**Goal:**
Copy every entry below word for word, leaving out the pictures.

**The data:**

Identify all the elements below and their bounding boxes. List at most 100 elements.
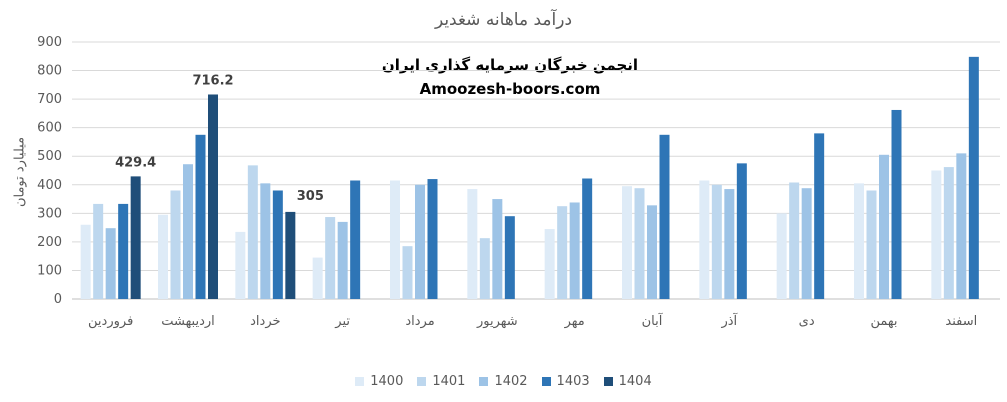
bar-1402-11 xyxy=(956,153,967,299)
bar-1401-2 xyxy=(247,165,258,299)
x-tick-label: تیر xyxy=(334,314,350,329)
bar-1403-0 xyxy=(118,203,129,299)
bar-1402-2 xyxy=(260,183,271,299)
x-tick-label: شهریور xyxy=(476,314,518,329)
x-tick-label: فروردین xyxy=(88,314,133,329)
y-tick-label: 700 xyxy=(37,92,62,107)
bar-1402-7 xyxy=(647,205,657,299)
data-label: 429.4 xyxy=(115,155,156,170)
x-tick-label: اردیبهشت xyxy=(161,314,215,329)
bar-1401-1 xyxy=(170,190,181,299)
bar-1400-9 xyxy=(776,213,787,299)
bar-1400-8 xyxy=(699,180,710,299)
y-tick-label: 900 xyxy=(37,35,62,50)
bar-1403-10 xyxy=(891,109,902,299)
legend-label: 1404 xyxy=(618,374,652,389)
y-tick-label: 600 xyxy=(37,121,62,136)
legend-swatch xyxy=(355,377,365,386)
bar-1400-2 xyxy=(235,231,246,299)
y-tick-label: 100 xyxy=(37,263,62,278)
bar-1401-8 xyxy=(711,184,722,299)
legend-item-1401: 1401 xyxy=(417,374,465,389)
bar-1400-5 xyxy=(467,189,478,299)
y-tick-label: 300 xyxy=(37,206,62,221)
data-labels: 429.4 716.2 305 xyxy=(115,73,324,203)
legend-swatch xyxy=(541,377,551,386)
bar-1402-0 xyxy=(105,228,116,299)
bar-1400-11 xyxy=(931,170,942,299)
legend-item-1402: 1402 xyxy=(479,374,528,389)
watermark-line-1: انجمن خبرگان سرمایه گذاری ایران xyxy=(381,56,639,74)
y-tick-label: 400 xyxy=(37,178,62,193)
bar-1403-3 xyxy=(350,180,361,299)
y-tick-label: 800 xyxy=(37,64,62,79)
bar-1401-7 xyxy=(634,188,645,299)
data-label: 716.2 xyxy=(192,73,233,88)
x-tick-label: آذر xyxy=(720,312,738,329)
bar-1400-10 xyxy=(854,183,864,299)
bar-1403-1 xyxy=(195,134,206,299)
bar-1404-2 xyxy=(285,211,296,299)
bar-1403-4 xyxy=(427,179,438,299)
legend-label: 1400 xyxy=(370,374,404,389)
legend-swatch xyxy=(603,377,613,386)
y-tick-label: 500 xyxy=(37,149,62,164)
legend-label: 1402 xyxy=(494,374,528,389)
bar-1401-10 xyxy=(866,190,877,299)
legend-item-1400: 1400 xyxy=(355,374,403,389)
bar-1401-5 xyxy=(479,238,490,299)
bar-1401-6 xyxy=(557,206,568,299)
bar-1400-3 xyxy=(312,257,323,299)
x-tick-label: دی xyxy=(799,314,815,329)
gridlines xyxy=(72,41,1000,300)
bar-1401-0 xyxy=(93,203,104,299)
legend-label: 1403 xyxy=(556,374,590,389)
bar-1400-7 xyxy=(622,186,632,299)
legend-item-1403: 1403 xyxy=(541,374,590,389)
bar-1403-5 xyxy=(504,216,515,299)
bar-1400-4 xyxy=(390,180,400,299)
bar-1400-6 xyxy=(544,229,555,299)
legend-swatch xyxy=(417,377,427,386)
bar-1403-6 xyxy=(582,178,593,299)
bar-1401-9 xyxy=(789,182,800,299)
bar-1402-8 xyxy=(724,189,735,299)
y-tick-label: 200 xyxy=(37,235,62,250)
bar-1401-4 xyxy=(402,246,413,299)
bar-1401-11 xyxy=(943,167,954,299)
bar-1402-10 xyxy=(879,154,889,299)
legend: 1400 1401 1402 1403 1404 xyxy=(0,374,1007,389)
x-tick-label: خرداد xyxy=(250,314,280,329)
bar-1401-3 xyxy=(325,217,336,299)
bar-1402-6 xyxy=(569,202,580,299)
bar-1403-9 xyxy=(814,133,825,299)
data-label: 305 xyxy=(297,189,324,204)
x-tick-label: مهر xyxy=(564,314,585,329)
bar-1402-5 xyxy=(492,199,503,299)
bar-1404-1 xyxy=(208,94,218,299)
bar-1403-7 xyxy=(659,134,670,299)
y-tick-label: 0 xyxy=(54,292,62,307)
bars xyxy=(80,56,979,299)
chart-title: درآمد ماهانه شغدیر xyxy=(434,10,573,30)
watermark-line-2: Amoozesh-boors.com xyxy=(419,80,601,98)
bar-1402-1 xyxy=(183,164,193,299)
x-tick-label: اسفند xyxy=(945,314,977,329)
bar-1402-9 xyxy=(801,188,812,299)
bar-1400-1 xyxy=(158,214,168,299)
x-tick-labels: فروردین اردیبهشت خرداد تیر مرداد شهریور مهر آبا… xyxy=(88,312,977,329)
x-tick-label: مرداد xyxy=(405,314,434,329)
bar-1403-11 xyxy=(968,56,979,299)
bar-1404-0 xyxy=(130,176,141,299)
bar-1400-0 xyxy=(80,224,91,299)
legend-swatch xyxy=(479,377,489,386)
bar-1402-3 xyxy=(337,221,348,299)
bar-1403-8 xyxy=(736,163,747,299)
legend-label: 1401 xyxy=(432,374,466,389)
legend-item-1404: 1404 xyxy=(603,374,652,389)
x-tick-label: آبان xyxy=(642,312,664,329)
bar-1403-2 xyxy=(272,190,283,299)
bar-1402-4 xyxy=(415,184,425,299)
y-tick-labels: 0 100 200 300 400 500 600 700 800 900 xyxy=(37,35,62,307)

**Task answer:**
Identify all the elements below and their bounding boxes. List at most 100 elements.
bar-1402-11 xyxy=(956,153,967,299)
bar-1401-2 xyxy=(247,165,258,299)
x-tick-label: تیر xyxy=(334,314,350,329)
bar-1403-0 xyxy=(118,203,129,299)
bar-1402-2 xyxy=(260,183,271,299)
x-tick-label: شهریور xyxy=(476,314,518,329)
x-tick-label: فروردین xyxy=(88,314,133,329)
y-tick-label: 700 xyxy=(37,92,62,107)
bar-1402-7 xyxy=(647,205,657,299)
data-label: 429.4 xyxy=(115,155,156,170)
x-tick-label: اردیبهشت xyxy=(161,314,215,329)
bar-1401-1 xyxy=(170,190,181,299)
bar-1400-9 xyxy=(776,213,787,299)
bar-1400-8 xyxy=(699,180,710,299)
y-tick-label: 900 xyxy=(37,35,62,50)
bar-1403-10 xyxy=(891,109,902,299)
legend-label: 1404 xyxy=(618,374,652,389)
y-tick-label: 600 xyxy=(37,121,62,136)
legend-swatch xyxy=(355,377,365,386)
bar-1400-2 xyxy=(235,231,246,299)
y-tick-label: 100 xyxy=(37,263,62,278)
bar-1401-8 xyxy=(711,184,722,299)
legend-item-1401: 1401 xyxy=(417,374,465,389)
bar-1400-5 xyxy=(467,189,478,299)
y-tick-label: 300 xyxy=(37,206,62,221)
data-labels: 429.4 716.2 305 xyxy=(115,73,324,203)
legend-swatch xyxy=(541,377,551,386)
bar-1402-0 xyxy=(105,228,116,299)
bar-1400-11 xyxy=(931,170,942,299)
legend-item-1402: 1402 xyxy=(479,374,528,389)
watermark-line-1: انجمن خبرگان سرمایه گذاری ایران xyxy=(381,56,639,74)
y-tick-label: 400 xyxy=(37,178,62,193)
bar-1403-3 xyxy=(350,180,361,299)
y-tick-label: 800 xyxy=(37,64,62,79)
bar-1401-7 xyxy=(634,188,645,299)
data-label: 716.2 xyxy=(192,73,233,88)
x-tick-label: آذر xyxy=(720,312,738,329)
bar-1400-10 xyxy=(854,183,864,299)
bar-1403-1 xyxy=(195,134,206,299)
bar-1404-2 xyxy=(285,211,296,299)
bar-1403-4 xyxy=(427,179,438,299)
legend-label: 1400 xyxy=(370,374,404,389)
legend-swatch xyxy=(603,377,613,386)
y-tick-label: 500 xyxy=(37,149,62,164)
legend-label: 1402 xyxy=(494,374,528,389)
bar-1401-10 xyxy=(866,190,877,299)
legend-item-1400: 1400 xyxy=(355,374,403,389)
bar-1401-5 xyxy=(479,238,490,299)
bar-1401-6 xyxy=(557,206,568,299)
bar-1400-3 xyxy=(312,257,323,299)
x-tick-label: دی xyxy=(799,314,815,329)
gridlines xyxy=(72,41,1000,300)
bar-1401-0 xyxy=(93,203,104,299)
legend-label: 1403 xyxy=(556,374,590,389)
bar-1400-7 xyxy=(622,186,632,299)
legend-item-1403: 1403 xyxy=(541,374,590,389)
bar-1403-5 xyxy=(504,216,515,299)
bar-1400-4 xyxy=(390,180,400,299)
bar-1400-6 xyxy=(544,229,555,299)
legend-swatch xyxy=(417,377,427,386)
bar-1403-6 xyxy=(582,178,593,299)
bar-1401-9 xyxy=(789,182,800,299)
bar-1402-8 xyxy=(724,189,735,299)
y-tick-label: 200 xyxy=(37,235,62,250)
bar-1401-4 xyxy=(402,246,413,299)
bar-1401-11 xyxy=(943,167,954,299)
bar-1402-10 xyxy=(879,154,889,299)
legend: 1400 1401 1402 1403 1404 xyxy=(0,374,1007,389)
x-tick-label: خرداد xyxy=(250,314,280,329)
bar-1401-3 xyxy=(325,217,336,299)
bar-1402-6 xyxy=(569,202,580,299)
bar-1403-9 xyxy=(814,133,825,299)
data-label: 305 xyxy=(297,189,324,204)
x-tick-label: مهر xyxy=(564,314,585,329)
bar-1402-5 xyxy=(492,199,503,299)
bar-1404-1 xyxy=(208,94,218,299)
bar-1403-7 xyxy=(659,134,670,299)
y-tick-label: 0 xyxy=(54,292,62,307)
bars xyxy=(80,56,979,299)
chart-title: درآمد ماهانه شغدیر xyxy=(434,10,573,30)
watermark-line-2: Amoozesh-boors.com xyxy=(419,80,601,98)
bar-1402-1 xyxy=(183,164,193,299)
x-tick-label: اسفند xyxy=(945,314,977,329)
bar-1402-9 xyxy=(801,188,812,299)
bar-1400-1 xyxy=(158,214,168,299)
x-tick-labels: فروردین اردیبهشت خرداد تیر مرداد شهریور مهر آبا… xyxy=(88,312,977,329)
x-tick-label: مرداد xyxy=(405,314,434,329)
bar-1403-11 xyxy=(968,56,979,299)
bar-1404-0 xyxy=(130,176,141,299)
bar-1400-0 xyxy=(80,224,91,299)
legend-swatch xyxy=(479,377,489,386)
bar-1402-3 xyxy=(337,221,348,299)
bar-1403-8 xyxy=(736,163,747,299)
legend-label: 1401 xyxy=(432,374,466,389)
legend-item-1404: 1404 xyxy=(603,374,652,389)
x-tick-label: آبان xyxy=(642,312,664,329)
bar-1403-2 xyxy=(272,190,283,299)
bar-1402-4 xyxy=(415,184,425,299)
y-tick-labels: 0 100 200 300 400 500 600 700 800 900 xyxy=(37,35,62,307)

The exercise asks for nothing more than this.